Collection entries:
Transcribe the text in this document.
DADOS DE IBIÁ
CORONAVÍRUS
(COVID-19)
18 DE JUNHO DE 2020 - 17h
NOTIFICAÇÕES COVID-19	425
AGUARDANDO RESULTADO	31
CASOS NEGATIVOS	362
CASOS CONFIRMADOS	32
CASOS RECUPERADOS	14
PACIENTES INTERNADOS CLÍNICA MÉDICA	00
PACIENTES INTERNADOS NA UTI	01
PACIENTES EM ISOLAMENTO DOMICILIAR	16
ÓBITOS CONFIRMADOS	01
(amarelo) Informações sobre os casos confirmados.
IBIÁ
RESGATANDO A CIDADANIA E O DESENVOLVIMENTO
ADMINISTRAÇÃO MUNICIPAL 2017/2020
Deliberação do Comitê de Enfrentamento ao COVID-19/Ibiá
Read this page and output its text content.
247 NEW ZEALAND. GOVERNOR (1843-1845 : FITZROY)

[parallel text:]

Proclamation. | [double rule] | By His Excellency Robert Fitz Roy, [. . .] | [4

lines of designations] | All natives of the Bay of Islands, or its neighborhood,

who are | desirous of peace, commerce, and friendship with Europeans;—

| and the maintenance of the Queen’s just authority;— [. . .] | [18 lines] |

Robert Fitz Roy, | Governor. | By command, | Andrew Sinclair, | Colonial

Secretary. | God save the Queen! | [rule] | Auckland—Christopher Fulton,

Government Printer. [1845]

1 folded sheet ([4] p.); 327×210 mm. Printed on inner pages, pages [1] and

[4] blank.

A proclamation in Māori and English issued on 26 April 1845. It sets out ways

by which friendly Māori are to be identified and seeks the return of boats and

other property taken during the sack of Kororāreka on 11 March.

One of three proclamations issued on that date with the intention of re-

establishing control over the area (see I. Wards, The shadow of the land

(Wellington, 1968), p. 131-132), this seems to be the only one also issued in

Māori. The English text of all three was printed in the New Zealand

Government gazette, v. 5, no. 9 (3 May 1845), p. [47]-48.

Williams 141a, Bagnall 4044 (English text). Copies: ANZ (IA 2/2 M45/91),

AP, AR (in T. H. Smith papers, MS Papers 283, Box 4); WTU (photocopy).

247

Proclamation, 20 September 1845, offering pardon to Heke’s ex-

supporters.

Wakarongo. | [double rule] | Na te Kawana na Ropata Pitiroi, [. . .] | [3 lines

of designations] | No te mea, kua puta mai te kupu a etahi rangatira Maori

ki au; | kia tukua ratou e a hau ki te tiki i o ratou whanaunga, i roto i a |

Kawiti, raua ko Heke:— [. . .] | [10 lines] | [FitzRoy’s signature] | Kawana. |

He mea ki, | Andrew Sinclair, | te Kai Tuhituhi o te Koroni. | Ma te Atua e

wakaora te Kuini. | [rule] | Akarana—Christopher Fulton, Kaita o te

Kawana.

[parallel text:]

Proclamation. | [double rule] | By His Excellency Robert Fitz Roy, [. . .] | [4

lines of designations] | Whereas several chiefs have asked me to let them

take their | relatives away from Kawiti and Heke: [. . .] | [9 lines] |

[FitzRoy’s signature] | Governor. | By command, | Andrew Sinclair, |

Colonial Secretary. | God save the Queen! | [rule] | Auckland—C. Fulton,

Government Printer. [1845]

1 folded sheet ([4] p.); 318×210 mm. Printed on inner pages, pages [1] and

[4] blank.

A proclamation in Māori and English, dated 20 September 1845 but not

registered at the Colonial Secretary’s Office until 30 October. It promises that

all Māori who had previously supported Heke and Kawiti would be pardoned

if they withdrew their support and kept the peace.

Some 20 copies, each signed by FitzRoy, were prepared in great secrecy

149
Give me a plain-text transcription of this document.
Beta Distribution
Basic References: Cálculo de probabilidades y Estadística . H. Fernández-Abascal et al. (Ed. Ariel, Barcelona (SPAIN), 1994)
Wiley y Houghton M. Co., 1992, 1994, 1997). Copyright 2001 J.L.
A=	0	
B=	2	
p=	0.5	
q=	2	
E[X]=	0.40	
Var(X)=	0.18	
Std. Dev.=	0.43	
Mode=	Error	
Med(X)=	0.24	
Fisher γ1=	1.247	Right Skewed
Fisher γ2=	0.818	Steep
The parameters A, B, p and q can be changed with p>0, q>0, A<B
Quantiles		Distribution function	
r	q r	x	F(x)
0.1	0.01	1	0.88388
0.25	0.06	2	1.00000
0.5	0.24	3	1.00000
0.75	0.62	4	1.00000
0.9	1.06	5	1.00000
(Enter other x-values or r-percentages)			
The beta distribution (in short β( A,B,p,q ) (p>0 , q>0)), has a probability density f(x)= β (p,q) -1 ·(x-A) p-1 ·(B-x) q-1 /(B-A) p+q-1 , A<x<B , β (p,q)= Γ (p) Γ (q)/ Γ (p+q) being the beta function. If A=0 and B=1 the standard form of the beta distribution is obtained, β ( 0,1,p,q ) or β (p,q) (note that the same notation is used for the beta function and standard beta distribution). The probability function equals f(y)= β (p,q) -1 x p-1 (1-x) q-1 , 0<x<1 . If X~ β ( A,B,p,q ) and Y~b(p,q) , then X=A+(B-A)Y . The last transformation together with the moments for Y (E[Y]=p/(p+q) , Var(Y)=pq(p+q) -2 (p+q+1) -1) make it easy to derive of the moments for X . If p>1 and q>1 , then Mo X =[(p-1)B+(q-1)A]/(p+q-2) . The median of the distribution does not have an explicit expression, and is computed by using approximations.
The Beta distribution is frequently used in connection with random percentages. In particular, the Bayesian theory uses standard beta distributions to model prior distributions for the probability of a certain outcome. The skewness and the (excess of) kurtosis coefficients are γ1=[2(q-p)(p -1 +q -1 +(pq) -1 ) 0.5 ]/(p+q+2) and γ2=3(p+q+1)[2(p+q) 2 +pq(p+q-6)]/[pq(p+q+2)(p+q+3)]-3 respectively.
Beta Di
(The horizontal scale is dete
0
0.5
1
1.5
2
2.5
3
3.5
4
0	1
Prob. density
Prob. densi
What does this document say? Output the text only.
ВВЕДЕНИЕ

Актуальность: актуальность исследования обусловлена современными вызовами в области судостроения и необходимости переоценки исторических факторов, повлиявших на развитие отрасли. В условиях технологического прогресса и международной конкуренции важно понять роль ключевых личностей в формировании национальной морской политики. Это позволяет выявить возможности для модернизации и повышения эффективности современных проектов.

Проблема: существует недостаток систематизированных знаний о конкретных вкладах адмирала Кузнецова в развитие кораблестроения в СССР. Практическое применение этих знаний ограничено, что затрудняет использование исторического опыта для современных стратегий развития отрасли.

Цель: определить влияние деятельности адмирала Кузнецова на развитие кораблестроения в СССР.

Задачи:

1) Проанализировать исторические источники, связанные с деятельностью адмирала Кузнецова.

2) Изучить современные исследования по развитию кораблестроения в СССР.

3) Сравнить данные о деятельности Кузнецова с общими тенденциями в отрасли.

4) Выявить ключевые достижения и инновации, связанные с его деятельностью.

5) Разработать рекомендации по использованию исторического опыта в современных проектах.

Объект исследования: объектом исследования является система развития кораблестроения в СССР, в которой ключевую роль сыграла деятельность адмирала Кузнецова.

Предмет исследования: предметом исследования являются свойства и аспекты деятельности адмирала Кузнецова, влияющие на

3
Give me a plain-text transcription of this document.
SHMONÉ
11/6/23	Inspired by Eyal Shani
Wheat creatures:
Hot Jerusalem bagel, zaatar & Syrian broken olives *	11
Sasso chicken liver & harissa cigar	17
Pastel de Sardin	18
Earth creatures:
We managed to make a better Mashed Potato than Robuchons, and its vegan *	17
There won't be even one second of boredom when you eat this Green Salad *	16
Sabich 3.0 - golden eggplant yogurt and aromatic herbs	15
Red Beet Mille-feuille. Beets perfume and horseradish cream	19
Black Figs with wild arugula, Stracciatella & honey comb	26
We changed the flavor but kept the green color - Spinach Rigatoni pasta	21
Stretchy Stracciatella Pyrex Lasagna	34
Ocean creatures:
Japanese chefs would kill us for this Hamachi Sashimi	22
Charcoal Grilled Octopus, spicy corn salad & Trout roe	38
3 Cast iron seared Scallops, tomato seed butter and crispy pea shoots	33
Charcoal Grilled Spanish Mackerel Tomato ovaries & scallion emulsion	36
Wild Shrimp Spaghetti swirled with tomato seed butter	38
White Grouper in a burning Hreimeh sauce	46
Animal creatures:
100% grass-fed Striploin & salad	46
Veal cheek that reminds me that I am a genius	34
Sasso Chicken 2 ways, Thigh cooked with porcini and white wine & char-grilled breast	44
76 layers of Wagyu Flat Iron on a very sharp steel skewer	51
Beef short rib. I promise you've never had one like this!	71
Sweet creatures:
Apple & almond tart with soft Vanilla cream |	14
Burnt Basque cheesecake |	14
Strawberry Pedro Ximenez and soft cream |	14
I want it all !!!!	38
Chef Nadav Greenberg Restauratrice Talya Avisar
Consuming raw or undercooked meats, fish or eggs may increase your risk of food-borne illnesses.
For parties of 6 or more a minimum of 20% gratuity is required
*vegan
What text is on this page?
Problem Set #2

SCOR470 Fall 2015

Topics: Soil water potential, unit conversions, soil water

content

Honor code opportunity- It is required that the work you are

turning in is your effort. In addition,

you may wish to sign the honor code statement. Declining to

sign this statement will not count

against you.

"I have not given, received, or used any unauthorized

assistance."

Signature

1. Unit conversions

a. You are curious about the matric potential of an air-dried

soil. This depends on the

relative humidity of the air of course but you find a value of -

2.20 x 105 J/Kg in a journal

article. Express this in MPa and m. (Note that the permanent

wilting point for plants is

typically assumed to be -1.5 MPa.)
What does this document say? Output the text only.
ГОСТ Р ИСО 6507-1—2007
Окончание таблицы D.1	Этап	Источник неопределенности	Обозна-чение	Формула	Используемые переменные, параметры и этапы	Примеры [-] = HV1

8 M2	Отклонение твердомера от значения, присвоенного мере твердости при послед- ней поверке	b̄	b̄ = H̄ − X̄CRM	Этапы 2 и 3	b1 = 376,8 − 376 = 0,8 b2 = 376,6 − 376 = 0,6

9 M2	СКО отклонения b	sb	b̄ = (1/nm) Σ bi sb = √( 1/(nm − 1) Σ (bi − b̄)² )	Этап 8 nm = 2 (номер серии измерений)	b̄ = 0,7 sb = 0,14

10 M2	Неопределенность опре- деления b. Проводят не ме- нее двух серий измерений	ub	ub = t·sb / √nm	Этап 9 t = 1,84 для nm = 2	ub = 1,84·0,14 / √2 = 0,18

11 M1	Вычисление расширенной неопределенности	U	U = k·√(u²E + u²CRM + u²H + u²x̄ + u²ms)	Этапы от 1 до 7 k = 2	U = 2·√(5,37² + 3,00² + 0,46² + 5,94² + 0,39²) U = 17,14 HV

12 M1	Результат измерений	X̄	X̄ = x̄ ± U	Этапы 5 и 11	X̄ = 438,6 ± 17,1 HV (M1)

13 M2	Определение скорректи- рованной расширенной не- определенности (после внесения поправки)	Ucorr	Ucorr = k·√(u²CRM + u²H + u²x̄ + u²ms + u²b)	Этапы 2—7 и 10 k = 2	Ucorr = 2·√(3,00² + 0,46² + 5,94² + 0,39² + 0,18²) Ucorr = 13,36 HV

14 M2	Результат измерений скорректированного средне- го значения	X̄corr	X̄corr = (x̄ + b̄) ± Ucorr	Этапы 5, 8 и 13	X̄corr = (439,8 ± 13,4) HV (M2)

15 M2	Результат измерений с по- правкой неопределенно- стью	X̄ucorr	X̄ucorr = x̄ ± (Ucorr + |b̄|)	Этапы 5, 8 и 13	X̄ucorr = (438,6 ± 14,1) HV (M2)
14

■ Exercise instructions ■
Looking at the records above, work out how many lines include the word "sheet", then give that number by itself.

■ Result ■
2